Dataset items:
* Start *
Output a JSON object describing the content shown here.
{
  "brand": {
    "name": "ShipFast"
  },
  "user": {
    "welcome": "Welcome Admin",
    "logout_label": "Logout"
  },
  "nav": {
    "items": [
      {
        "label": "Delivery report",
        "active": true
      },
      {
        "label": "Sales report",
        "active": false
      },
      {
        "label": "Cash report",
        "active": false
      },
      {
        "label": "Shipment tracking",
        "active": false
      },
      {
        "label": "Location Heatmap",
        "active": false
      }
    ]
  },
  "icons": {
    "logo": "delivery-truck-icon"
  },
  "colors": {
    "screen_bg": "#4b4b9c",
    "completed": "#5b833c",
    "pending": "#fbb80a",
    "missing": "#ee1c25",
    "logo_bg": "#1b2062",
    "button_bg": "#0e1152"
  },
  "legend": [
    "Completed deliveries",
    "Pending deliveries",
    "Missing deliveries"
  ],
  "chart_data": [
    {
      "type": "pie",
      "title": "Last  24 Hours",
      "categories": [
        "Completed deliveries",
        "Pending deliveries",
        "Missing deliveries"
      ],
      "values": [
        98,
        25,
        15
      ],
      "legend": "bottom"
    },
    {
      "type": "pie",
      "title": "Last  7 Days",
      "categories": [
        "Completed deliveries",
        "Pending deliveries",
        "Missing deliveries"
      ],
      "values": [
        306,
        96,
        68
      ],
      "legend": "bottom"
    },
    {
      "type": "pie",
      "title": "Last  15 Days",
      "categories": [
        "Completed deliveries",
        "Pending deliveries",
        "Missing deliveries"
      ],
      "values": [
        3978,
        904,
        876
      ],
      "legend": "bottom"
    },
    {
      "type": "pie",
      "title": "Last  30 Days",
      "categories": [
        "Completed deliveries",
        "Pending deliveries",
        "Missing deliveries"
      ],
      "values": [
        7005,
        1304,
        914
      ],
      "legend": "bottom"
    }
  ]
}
* End *
Exactly reproduce every record.

(Answer for the task)
Output a JSON object describing the content shown here.
{
  "brand": {
    "name": "ShipFast"
  },
  "user": {
    "welcome": "Welcome Admin",
    "logout_label": "Logout"
  },
  "nav": {
    "items": [
      {
        "label": "Delivery report",
        "active": true
      },
      {
        "label": "Sales report",
        "active": false
      },
      {
        "label": "Cash report",
        "active": false
      },
      {
        "label": "Shipment tracking",
        "active": false
      },
      {
        "label": "Location Heatmap",
        "active": false
      }
    ]
  },
  "icons": {
    "logo": "delivery-truck-icon"
  },
  "colors": {
    "screen_bg": "#4b4b9c",
    "completed": "#5b833c",
    "pending": "#fbb80a",
    "missing": "#ee1c25",
    "logo_bg": "#1b2062",
    "button_bg": "#0e1152"
  },
  "legend": [
    "Completed deliveries",
    "Pending deliveries",
    "Missing deliveries"
  ],
  "chart_data": [
    {
      "type": "pie",
      "title": "Last  24 Hours",
      "categories": [
        "Completed deliveries",
        "Pending deliveries",
        "Missing deliveries"
      ],
      "values": [
        98,
        25,
        15
      ],
      "legend": "bottom"
    },
    {
      "type": "pie",
      "title": "Last  7 Days",
      "categories": [
        "Completed deliveries",
        "Pending deliveries",
        "Missing deliveries"
      ],
      "values": [
        306,
        96,
        68
      ],
      "legend": "bottom"
    },
    {
      "type": "pie",
      "title": "Last  15 Days",
      "categories": [
        "Completed deliveries",
        "Pending deliveries",
        "Missing deliveries"
      ],
      "values": [
        3978,
        904,
        876
      ],
      "legend": "bottom"
    },
    {
      "type": "pie",
      "title": "Last  30 Days",
      "categories": [
        "Completed deliveries",
        "Pending deliveries",
        "Missing deliveries"
      ],
      "values": [
        7005,
        1304,
        914
      ],
      "legend": "bottom"
    }
  ]
}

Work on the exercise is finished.